- _Written request 1_:
Copy out the rows verbatim, starting at the line that contains "Ellipse shape bbox=[445, 917, 462, 932]" and stopping after the line that contains "Text: Perfecto₂™ Series: Perfecto₂™".

────────

# Everything You Need to Know about Gardening



## shayx (Dec 17, 2017)

So the title is a little misleading.  I know nothing about gardening and how it works.  However, I'm hoping we can compile our cumulative knowledge as we learn stuff.  So far, all I know is that the ground dries out in about an hour.  Here are other things that I want to know about gardening, just off of the top of my head (please add your questions and answers as they arise too). 

1. What happens if the ground dries up?  Does it take longer for the plants to grow?
2. If you've gotten rarer or different seeds, what did you cross-pollinate to get them?
3. What rewards have you gotten from trading in seeds/plants?
4. How many different types of plants are there?


----------



## Shele (Dec 17, 2017)

It states that if the ground dries up, your flowers will wither. I saw that somewhere when watering first became available to me.
I got a rare pink tulip seed by mixing orange and yellow... but I think that it's pretty random what you get.
The answer to #4 can be found by going to Lloid and scrolling through the flower trade. I would think that shows all the flowers that can be made. And some of the stuff you can get for trading higher amounts of flowers are pretty cool!


----------



## shayx (Dec 17, 2017)

Shele said:


> It states that if the ground dries up, your flowers will wither. I saw that somewhere when watering first became available to me.
> I got a rare pink tulip seed by mixing orange and yellow... but I think that it's pretty random what you get.
> The answer to #4 can be found by going to Lloid and scrolling through the flower trade. I would think that shows all the flowers that can be made. And some of the stuff you can get for trading higher amounts of flowers are pretty cool!



Do you know anything about withering flowers and time?  Obviously, we cannot water the ground until it's dry, but how long after it's dry does it wither?  Can flowers last overnight?  Sorry, I know we're all new to this, just curious about these answers.


----------



## Shele (Dec 17, 2017)

shayx said:


> Do you know anything about withering flowers and time?  Obviously, we cannot water the ground until it's dry, but how long after it's dry does it wither?  Can flowers last overnight?  Sorry, I know we're all new to this, just curious about these answers.



I don't know that. I wish I did! Would be nice to know if I can leave my flowers growing when I go to bed. Don't want to wake up to them all withered.

────────

- _Written request 2_:
In the gardening thread, which two colors did Shele mix to get a rare pink tulip seed?

(Visual layout annotation rows)
────────

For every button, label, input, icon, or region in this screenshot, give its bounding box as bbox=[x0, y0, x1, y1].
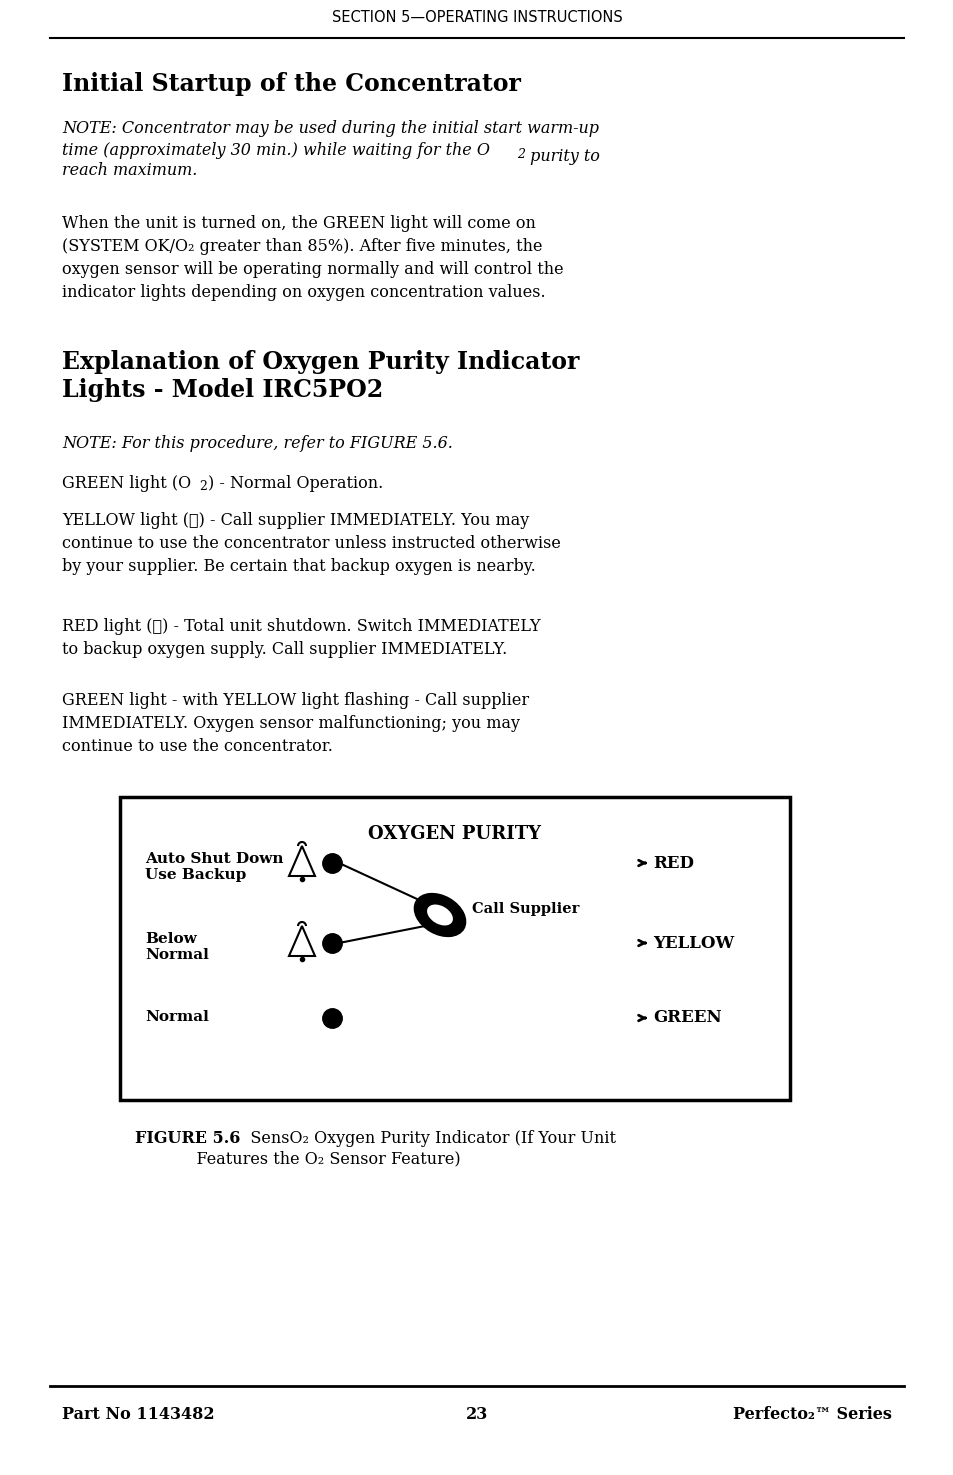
Ellipse shape bbox=[445, 917, 462, 932]
Ellipse shape bbox=[417, 897, 434, 913]
Text: purity to: purity to bbox=[524, 148, 599, 165]
Text: RED: RED bbox=[652, 854, 693, 872]
Text: Normal: Normal bbox=[145, 1010, 209, 1024]
Text: 23: 23 bbox=[465, 1406, 488, 1423]
Text: Normal: Normal bbox=[145, 948, 209, 962]
Text: 2: 2 bbox=[199, 479, 207, 493]
Text: Auto Shut Down: Auto Shut Down bbox=[145, 853, 283, 866]
Text: GREEN light - with YELLOW light flashing - Call supplier
IMMEDIATELY. Oxygen sen: GREEN light - with YELLOW light flashing… bbox=[62, 692, 529, 755]
Text: YELLOW light (⚠) - Call supplier IMMEDIATELY. You may
continue to use the concen: YELLOW light (⚠) - Call supplier IMMEDIA… bbox=[62, 512, 560, 575]
Text: YELLOW: YELLOW bbox=[652, 935, 734, 951]
Ellipse shape bbox=[414, 894, 465, 937]
Text: SensO₂ Oxygen Purity Indicator (If Your Unit: SensO₂ Oxygen Purity Indicator (If Your … bbox=[234, 1130, 616, 1148]
Text: OXYGEN PURITY: OXYGEN PURITY bbox=[368, 825, 541, 844]
Text: NOTE: Concentrator may be used during the initial start warm-up
time (approximat: NOTE: Concentrator may be used during th… bbox=[62, 119, 598, 159]
Ellipse shape bbox=[427, 904, 453, 925]
Text: GREEN: GREEN bbox=[652, 1009, 720, 1027]
Text: FIGURE 5.6: FIGURE 5.6 bbox=[135, 1130, 240, 1148]
Text: SECTION 5—OPERATING INSTRUCTIONS: SECTION 5—OPERATING INSTRUCTIONS bbox=[332, 10, 621, 25]
Text: ) - Normal Operation.: ) - Normal Operation. bbox=[208, 475, 383, 493]
Text: Perfecto₂™ Series: Perfecto₂™ Series bbox=[732, 1406, 891, 1423]
Text: NOTE: For this procedure, refer to FIGURE 5.6.: NOTE: For this procedure, refer to FIGUR… bbox=[62, 435, 453, 451]
Text: Call Supplier: Call Supplier bbox=[472, 903, 578, 916]
Text: 2: 2 bbox=[517, 148, 524, 161]
Text: Explanation of Oxygen Purity Indicator
Lights - Model IRC5PO2: Explanation of Oxygen Purity Indicator L… bbox=[62, 350, 578, 401]
Bar bbox=[120, 796, 789, 1100]
Text: Use Backup: Use Backup bbox=[145, 867, 246, 882]
Text: RED light (⚠) - Total unit shutdown. Switch IMMEDIATELY
to backup oxygen supply.: RED light (⚠) - Total unit shutdown. Swi… bbox=[62, 618, 540, 658]
Text: When the unit is turned on, the GREEN light will come on
(SYSTEM OK/O₂ greater t: When the unit is turned on, the GREEN li… bbox=[62, 215, 563, 301]
Text: reach maximum.: reach maximum. bbox=[62, 162, 197, 178]
Text: Below: Below bbox=[145, 932, 196, 945]
Text: Features the O₂ Sensor Feature): Features the O₂ Sensor Feature) bbox=[135, 1150, 460, 1167]
Text: Initial Startup of the Concentrator: Initial Startup of the Concentrator bbox=[62, 72, 520, 96]
Text: GREEN light (O: GREEN light (O bbox=[62, 475, 191, 493]
Text: Part No 1143482: Part No 1143482 bbox=[62, 1406, 214, 1423]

────────

- _Expected output 1_:
Ellipse shape bbox=[445, 917, 462, 932]
Ellipse shape bbox=[417, 897, 434, 913]
Text: purity to: purity to bbox=[524, 148, 599, 165]
Text: RED: RED bbox=[652, 854, 693, 872]
Text: Normal: Normal bbox=[145, 1010, 209, 1024]
Text: 23: 23 bbox=[465, 1406, 488, 1423]
Text: Normal: Normal bbox=[145, 948, 209, 962]
Text: 2: 2 bbox=[199, 479, 207, 493]
Text: Auto Shut Down: Auto Shut Down bbox=[145, 853, 283, 866]
Text: GREEN light - with YELLOW light flashing - Call supplier
IMMEDIATELY. Oxygen sen: GREEN light - with YELLOW light flashing… bbox=[62, 692, 529, 755]
Text: YELLOW light (⚠) - Call supplier IMMEDIATELY. You may
continue to use the concen: YELLOW light (⚠) - Call supplier IMMEDIA… bbox=[62, 512, 560, 575]
Text: YELLOW: YELLOW bbox=[652, 935, 734, 951]
Ellipse shape bbox=[414, 894, 465, 937]
Text: SensO₂ Oxygen Purity Indicator (If Your Unit: SensO₂ Oxygen Purity Indicator (If Your … bbox=[234, 1130, 616, 1148]
Text: OXYGEN PURITY: OXYGEN PURITY bbox=[368, 825, 541, 844]
Text: NOTE: Concentrator may be used during the initial start warm-up
time (approximat: NOTE: Concentrator may be used during th… bbox=[62, 119, 598, 159]
Ellipse shape bbox=[427, 904, 453, 925]
Text: GREEN: GREEN bbox=[652, 1009, 720, 1027]
Text: FIGURE 5.6: FIGURE 5.6 bbox=[135, 1130, 240, 1148]
Text: SECTION 5—OPERATING INSTRUCTIONS: SECTION 5—OPERATING INSTRUCTIONS bbox=[332, 10, 621, 25]
Text: ) - Normal Operation.: ) - Normal Operation. bbox=[208, 475, 383, 493]
Text: Perfecto₂™ Series: Perfecto₂™ Series bbox=[732, 1406, 891, 1423]

- _Expected output 2_:
Orange and yellow.